» Record set
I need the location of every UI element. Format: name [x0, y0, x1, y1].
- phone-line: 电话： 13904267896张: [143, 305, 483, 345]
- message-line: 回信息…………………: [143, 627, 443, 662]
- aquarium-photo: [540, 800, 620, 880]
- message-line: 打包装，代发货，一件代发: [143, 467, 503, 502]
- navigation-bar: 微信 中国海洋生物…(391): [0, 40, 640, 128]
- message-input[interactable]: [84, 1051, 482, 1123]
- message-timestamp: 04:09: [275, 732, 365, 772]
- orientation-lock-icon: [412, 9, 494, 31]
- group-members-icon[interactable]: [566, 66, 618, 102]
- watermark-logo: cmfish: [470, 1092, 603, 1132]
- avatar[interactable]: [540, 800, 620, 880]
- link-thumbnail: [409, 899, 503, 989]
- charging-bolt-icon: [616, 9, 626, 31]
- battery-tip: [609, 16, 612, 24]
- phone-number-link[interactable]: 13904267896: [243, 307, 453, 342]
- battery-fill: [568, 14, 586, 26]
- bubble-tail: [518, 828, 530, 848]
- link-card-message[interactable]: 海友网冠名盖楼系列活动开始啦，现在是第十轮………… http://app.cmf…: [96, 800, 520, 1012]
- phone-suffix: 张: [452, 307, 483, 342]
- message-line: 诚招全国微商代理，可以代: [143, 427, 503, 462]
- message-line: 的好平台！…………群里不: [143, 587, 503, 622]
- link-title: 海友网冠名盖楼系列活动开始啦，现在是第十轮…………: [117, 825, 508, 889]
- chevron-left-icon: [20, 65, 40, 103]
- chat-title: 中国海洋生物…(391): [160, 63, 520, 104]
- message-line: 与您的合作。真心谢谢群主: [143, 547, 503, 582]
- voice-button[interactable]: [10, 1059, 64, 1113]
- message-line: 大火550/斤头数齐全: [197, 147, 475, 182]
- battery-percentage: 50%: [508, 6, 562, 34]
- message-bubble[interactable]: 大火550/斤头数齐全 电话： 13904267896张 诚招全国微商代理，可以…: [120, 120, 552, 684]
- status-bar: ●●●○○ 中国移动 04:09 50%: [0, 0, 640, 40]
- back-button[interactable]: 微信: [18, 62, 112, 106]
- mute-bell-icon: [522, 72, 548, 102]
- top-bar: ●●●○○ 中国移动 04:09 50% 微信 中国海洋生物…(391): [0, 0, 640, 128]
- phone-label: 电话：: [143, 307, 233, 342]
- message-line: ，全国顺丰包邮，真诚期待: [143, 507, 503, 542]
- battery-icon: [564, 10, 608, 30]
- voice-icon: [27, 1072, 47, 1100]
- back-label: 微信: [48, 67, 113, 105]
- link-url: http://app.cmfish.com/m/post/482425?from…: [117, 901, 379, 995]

* * *

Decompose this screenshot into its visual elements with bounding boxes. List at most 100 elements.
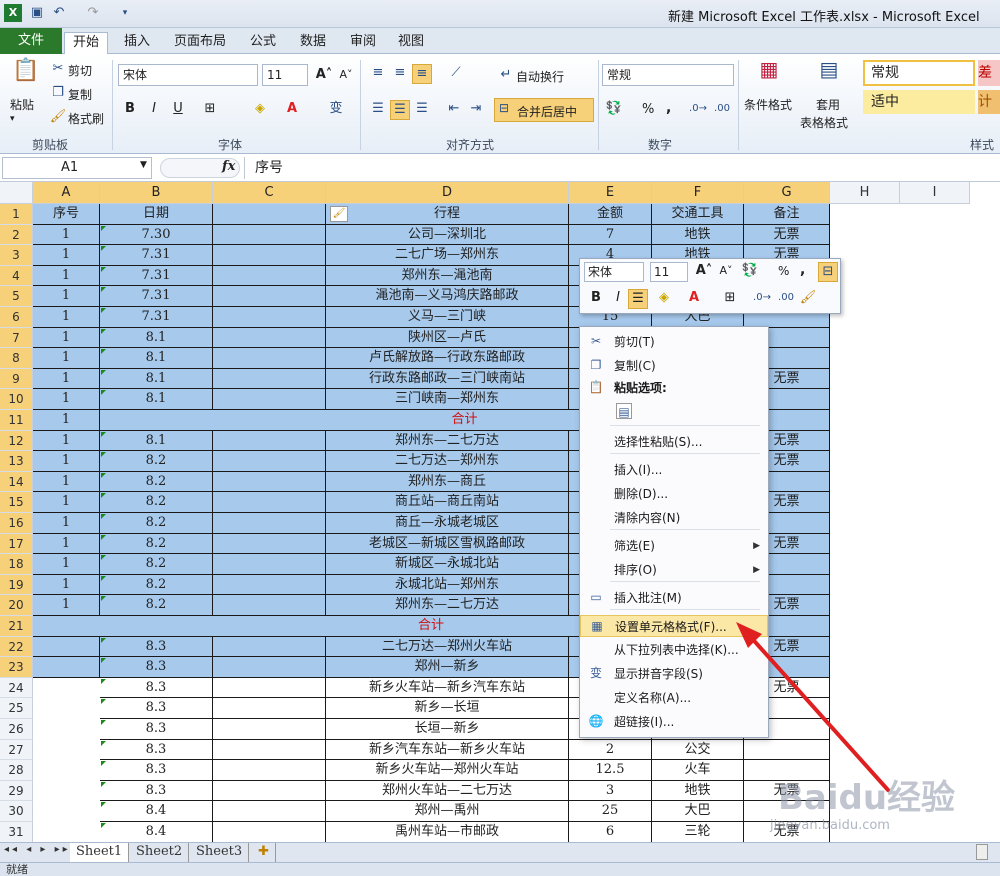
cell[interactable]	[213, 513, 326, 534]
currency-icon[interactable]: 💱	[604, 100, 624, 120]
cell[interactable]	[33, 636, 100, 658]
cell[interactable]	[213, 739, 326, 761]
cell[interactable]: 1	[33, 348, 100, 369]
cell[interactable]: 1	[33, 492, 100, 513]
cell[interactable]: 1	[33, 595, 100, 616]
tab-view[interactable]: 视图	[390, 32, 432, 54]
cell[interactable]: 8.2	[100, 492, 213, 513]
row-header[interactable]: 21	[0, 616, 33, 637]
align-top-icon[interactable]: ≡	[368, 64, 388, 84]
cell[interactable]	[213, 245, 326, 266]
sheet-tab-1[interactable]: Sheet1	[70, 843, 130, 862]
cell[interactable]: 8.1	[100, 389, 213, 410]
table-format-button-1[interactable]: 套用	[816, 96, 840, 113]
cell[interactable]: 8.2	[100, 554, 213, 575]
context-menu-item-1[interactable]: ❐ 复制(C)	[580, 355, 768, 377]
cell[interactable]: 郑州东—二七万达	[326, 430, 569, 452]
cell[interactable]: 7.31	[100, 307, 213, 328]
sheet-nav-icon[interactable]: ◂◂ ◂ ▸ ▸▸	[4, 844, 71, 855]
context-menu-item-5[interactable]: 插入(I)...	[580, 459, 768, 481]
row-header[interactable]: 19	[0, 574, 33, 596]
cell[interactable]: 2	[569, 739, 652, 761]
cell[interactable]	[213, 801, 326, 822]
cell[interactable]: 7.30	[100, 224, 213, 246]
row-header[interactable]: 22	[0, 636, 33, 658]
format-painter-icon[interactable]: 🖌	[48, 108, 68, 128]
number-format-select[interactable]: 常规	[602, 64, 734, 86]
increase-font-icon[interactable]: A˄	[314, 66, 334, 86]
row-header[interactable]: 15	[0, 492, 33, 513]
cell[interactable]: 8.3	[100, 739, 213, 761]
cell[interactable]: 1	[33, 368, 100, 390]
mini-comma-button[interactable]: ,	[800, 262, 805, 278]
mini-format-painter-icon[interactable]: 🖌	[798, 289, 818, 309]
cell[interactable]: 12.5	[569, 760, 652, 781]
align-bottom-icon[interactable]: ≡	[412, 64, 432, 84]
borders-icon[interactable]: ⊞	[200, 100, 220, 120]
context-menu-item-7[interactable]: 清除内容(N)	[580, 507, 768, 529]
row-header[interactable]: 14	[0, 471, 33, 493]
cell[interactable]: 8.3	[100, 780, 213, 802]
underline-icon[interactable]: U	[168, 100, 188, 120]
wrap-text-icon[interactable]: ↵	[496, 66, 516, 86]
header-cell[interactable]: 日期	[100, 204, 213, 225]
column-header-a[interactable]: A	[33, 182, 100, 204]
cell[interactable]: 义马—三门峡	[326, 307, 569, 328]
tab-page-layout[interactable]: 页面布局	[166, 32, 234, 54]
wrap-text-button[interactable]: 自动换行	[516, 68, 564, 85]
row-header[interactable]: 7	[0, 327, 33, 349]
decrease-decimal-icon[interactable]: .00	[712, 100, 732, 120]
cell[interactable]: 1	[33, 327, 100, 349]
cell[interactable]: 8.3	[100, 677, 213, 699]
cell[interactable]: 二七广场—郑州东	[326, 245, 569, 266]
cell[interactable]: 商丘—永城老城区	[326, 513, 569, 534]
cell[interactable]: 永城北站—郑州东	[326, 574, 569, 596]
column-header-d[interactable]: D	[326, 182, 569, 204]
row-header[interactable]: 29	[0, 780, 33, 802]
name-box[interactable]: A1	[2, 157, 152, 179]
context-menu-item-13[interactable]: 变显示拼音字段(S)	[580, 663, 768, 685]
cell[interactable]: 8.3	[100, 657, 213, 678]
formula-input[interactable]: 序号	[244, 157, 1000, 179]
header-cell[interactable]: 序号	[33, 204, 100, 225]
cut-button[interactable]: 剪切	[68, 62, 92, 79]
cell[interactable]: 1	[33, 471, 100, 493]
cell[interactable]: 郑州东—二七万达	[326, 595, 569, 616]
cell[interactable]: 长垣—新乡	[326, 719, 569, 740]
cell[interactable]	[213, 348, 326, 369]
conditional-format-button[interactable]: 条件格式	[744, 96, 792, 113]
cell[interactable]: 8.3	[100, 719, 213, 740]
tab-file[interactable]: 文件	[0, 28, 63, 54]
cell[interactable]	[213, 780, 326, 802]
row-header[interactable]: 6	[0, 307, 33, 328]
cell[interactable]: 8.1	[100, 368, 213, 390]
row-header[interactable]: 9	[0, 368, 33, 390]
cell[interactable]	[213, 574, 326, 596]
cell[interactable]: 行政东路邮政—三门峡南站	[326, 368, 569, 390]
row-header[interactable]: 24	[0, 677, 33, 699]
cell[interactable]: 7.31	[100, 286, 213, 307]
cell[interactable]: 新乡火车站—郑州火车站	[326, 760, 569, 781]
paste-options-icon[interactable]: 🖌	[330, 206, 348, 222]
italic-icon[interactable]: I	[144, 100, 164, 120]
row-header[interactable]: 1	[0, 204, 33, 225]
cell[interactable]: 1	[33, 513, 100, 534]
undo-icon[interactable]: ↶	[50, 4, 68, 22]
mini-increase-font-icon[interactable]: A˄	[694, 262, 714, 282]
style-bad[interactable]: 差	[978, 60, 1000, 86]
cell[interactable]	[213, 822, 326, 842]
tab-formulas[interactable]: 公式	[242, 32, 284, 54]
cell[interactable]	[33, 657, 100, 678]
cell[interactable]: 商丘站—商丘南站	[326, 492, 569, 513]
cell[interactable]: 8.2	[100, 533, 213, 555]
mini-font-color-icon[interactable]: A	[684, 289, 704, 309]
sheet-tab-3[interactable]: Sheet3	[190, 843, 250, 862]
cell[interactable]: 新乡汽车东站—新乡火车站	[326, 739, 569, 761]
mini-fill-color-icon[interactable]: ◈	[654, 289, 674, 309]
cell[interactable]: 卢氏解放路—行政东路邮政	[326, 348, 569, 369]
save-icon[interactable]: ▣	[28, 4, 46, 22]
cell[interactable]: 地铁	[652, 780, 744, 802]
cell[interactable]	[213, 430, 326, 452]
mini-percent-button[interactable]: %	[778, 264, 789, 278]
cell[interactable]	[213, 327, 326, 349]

» Work required
Copy out the material above, from the line with "I need the location" to the line with "- bubble-tail: [518, 828, 530, 848]", keeping every line unchanged.

» Worked solution
I need the location of every UI element. Format: name [x0, y0, x1, y1].
- phone-line: 电话： 13904267896张: [143, 305, 483, 345]
- message-line: 回信息…………………: [143, 627, 443, 662]
- aquarium-photo: [540, 800, 620, 880]
- message-line: 打包装，代发货，一件代发: [143, 467, 503, 502]
- navigation-bar: 微信 中国海洋生物…(391): [0, 40, 640, 128]
- message-input[interactable]: [84, 1051, 482, 1123]
- message-timestamp: 04:09: [275, 732, 365, 772]
- orientation-lock-icon: [412, 9, 494, 31]
- group-members-icon[interactable]: [566, 66, 618, 102]
- watermark-logo: cmfish: [470, 1092, 603, 1132]
- avatar[interactable]: [540, 800, 620, 880]
- link-thumbnail: [409, 899, 503, 989]
- charging-bolt-icon: [616, 9, 626, 31]
- battery-tip: [609, 16, 612, 24]
- phone-number-link[interactable]: 13904267896: [243, 307, 453, 342]
- battery-fill: [568, 14, 586, 26]
- bubble-tail: [518, 828, 530, 848]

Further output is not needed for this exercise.